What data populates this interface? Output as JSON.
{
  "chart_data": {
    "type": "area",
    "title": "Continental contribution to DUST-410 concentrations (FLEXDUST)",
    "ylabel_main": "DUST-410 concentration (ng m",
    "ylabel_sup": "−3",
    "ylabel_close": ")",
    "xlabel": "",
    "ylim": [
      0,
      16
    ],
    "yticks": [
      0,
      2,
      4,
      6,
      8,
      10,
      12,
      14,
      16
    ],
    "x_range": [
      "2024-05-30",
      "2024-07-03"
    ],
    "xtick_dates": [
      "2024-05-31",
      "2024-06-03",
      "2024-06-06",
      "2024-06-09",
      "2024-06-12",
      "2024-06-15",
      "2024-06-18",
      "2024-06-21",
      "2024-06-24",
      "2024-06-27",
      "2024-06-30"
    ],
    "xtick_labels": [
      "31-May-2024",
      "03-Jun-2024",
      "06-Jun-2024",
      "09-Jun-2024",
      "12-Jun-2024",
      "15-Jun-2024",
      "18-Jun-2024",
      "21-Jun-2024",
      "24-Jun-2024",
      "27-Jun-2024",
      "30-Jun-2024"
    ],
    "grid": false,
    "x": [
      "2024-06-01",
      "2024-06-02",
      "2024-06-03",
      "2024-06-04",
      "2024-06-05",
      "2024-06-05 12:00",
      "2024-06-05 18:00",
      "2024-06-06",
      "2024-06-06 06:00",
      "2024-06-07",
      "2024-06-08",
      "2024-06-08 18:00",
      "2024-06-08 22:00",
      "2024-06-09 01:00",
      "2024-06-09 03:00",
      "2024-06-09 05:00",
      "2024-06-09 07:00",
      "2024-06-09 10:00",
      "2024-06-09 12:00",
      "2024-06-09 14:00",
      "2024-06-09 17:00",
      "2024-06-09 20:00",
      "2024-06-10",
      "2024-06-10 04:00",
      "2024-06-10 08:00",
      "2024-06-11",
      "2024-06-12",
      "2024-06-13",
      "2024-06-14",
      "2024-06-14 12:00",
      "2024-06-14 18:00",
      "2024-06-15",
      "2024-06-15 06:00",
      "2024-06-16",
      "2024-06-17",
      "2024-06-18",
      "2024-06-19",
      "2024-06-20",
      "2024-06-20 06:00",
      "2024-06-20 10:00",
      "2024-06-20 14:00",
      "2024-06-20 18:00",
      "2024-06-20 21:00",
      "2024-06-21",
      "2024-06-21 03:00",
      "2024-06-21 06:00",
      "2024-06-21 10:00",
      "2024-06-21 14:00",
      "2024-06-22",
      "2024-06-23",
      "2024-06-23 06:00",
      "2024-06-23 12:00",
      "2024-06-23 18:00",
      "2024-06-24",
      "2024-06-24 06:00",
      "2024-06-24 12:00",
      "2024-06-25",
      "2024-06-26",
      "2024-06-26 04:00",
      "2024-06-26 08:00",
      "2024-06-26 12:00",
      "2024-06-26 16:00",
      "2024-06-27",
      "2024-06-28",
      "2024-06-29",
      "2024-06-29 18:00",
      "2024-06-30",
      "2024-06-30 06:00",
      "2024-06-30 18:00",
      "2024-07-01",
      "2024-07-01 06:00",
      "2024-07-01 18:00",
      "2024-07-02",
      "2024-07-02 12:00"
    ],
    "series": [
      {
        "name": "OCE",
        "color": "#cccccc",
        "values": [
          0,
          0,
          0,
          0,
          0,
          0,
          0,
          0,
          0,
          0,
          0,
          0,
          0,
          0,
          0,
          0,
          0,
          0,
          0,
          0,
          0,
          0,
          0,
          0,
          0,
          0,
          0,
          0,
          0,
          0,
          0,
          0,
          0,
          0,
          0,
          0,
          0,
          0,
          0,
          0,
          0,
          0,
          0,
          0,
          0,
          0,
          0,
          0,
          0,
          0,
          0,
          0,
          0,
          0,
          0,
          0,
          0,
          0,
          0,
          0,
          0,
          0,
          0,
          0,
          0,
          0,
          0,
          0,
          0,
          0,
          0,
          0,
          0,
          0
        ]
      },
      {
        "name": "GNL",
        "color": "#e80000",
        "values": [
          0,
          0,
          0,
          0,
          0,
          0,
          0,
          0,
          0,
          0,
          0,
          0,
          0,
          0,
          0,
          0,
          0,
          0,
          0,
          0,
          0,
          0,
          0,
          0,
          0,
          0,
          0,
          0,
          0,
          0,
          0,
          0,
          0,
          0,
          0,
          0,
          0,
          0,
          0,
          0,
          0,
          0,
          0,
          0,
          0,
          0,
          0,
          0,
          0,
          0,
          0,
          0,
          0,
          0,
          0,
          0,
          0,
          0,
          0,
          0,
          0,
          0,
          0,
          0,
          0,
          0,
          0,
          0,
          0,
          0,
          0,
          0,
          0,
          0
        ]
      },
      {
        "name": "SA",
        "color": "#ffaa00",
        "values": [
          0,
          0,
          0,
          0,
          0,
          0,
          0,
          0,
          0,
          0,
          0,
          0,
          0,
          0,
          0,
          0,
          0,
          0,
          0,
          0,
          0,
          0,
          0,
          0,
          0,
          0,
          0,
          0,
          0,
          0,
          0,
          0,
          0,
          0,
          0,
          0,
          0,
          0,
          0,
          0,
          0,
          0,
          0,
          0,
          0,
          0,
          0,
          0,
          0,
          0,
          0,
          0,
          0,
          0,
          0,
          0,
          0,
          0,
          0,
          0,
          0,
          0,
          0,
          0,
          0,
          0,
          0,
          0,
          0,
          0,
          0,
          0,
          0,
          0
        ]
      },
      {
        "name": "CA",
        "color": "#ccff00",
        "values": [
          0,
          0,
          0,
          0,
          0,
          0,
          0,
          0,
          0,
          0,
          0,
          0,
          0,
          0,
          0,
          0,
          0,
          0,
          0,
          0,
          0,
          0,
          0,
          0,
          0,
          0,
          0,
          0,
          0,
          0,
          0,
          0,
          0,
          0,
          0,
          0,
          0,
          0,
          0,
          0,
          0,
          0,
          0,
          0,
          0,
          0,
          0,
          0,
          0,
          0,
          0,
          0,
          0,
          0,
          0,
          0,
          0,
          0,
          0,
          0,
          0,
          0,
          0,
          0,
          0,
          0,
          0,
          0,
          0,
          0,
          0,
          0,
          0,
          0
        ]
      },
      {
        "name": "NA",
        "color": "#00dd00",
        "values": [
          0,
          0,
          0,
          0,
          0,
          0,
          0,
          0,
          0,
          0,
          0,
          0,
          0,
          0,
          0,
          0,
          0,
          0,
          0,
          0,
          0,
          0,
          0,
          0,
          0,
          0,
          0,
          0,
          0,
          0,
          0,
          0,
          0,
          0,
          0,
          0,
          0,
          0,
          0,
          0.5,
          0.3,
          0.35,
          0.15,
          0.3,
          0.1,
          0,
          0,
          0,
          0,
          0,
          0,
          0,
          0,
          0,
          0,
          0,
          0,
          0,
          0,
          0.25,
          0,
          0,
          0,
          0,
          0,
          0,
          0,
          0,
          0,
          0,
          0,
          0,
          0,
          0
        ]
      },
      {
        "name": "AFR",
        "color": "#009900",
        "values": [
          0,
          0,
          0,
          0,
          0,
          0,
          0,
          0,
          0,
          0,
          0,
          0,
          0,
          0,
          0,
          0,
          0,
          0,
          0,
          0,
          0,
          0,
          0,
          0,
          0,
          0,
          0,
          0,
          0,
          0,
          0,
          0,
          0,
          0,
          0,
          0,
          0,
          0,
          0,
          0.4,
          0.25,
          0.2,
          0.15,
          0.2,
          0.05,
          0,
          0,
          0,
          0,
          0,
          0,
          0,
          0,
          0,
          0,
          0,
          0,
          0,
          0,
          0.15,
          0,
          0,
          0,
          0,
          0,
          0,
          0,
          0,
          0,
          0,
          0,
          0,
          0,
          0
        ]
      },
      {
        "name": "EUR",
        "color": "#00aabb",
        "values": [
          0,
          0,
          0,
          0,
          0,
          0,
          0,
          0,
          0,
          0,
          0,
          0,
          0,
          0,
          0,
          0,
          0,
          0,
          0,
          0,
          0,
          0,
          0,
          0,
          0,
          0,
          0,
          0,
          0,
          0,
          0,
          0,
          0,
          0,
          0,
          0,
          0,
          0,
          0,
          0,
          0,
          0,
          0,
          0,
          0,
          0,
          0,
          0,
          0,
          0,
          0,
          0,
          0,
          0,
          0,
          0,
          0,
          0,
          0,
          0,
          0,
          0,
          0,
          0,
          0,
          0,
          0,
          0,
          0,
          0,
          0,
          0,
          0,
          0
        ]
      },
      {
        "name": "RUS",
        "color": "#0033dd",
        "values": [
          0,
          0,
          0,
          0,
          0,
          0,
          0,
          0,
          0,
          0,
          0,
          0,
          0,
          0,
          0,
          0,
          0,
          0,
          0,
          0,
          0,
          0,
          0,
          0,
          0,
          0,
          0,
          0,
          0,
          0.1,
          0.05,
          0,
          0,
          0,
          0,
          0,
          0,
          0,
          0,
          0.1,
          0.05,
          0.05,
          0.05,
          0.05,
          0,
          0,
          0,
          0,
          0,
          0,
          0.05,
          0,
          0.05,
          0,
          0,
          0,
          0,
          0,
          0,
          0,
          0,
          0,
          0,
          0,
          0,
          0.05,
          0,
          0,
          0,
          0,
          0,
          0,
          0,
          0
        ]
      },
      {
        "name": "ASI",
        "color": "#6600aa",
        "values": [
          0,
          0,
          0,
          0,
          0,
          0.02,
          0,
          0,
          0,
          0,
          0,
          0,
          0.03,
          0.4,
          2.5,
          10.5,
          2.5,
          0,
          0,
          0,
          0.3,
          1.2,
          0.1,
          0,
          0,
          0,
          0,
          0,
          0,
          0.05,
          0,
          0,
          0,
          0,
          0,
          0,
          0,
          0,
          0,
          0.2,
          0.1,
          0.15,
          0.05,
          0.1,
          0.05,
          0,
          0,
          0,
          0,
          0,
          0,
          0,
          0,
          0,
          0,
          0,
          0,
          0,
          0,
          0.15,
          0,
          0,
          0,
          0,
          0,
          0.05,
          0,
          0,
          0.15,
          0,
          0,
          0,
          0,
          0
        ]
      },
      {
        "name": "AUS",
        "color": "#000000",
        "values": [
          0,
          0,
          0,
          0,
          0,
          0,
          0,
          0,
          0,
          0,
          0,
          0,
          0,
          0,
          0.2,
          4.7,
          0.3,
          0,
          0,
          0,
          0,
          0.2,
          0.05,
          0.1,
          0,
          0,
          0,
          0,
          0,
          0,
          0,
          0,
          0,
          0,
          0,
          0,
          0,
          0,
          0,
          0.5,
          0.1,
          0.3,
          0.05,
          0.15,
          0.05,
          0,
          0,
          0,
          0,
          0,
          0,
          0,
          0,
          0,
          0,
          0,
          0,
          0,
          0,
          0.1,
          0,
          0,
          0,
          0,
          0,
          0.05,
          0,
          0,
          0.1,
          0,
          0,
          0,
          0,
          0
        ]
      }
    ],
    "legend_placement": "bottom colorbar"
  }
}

○ ○ ○ ○

Search the records above for the string "DUST". Copy every line that contains it.

    "title": "Continental contribution to DUST-410 concentrations (FLEXDUST)",
    "ylabel_main": "DUST-410 concentration (ng m",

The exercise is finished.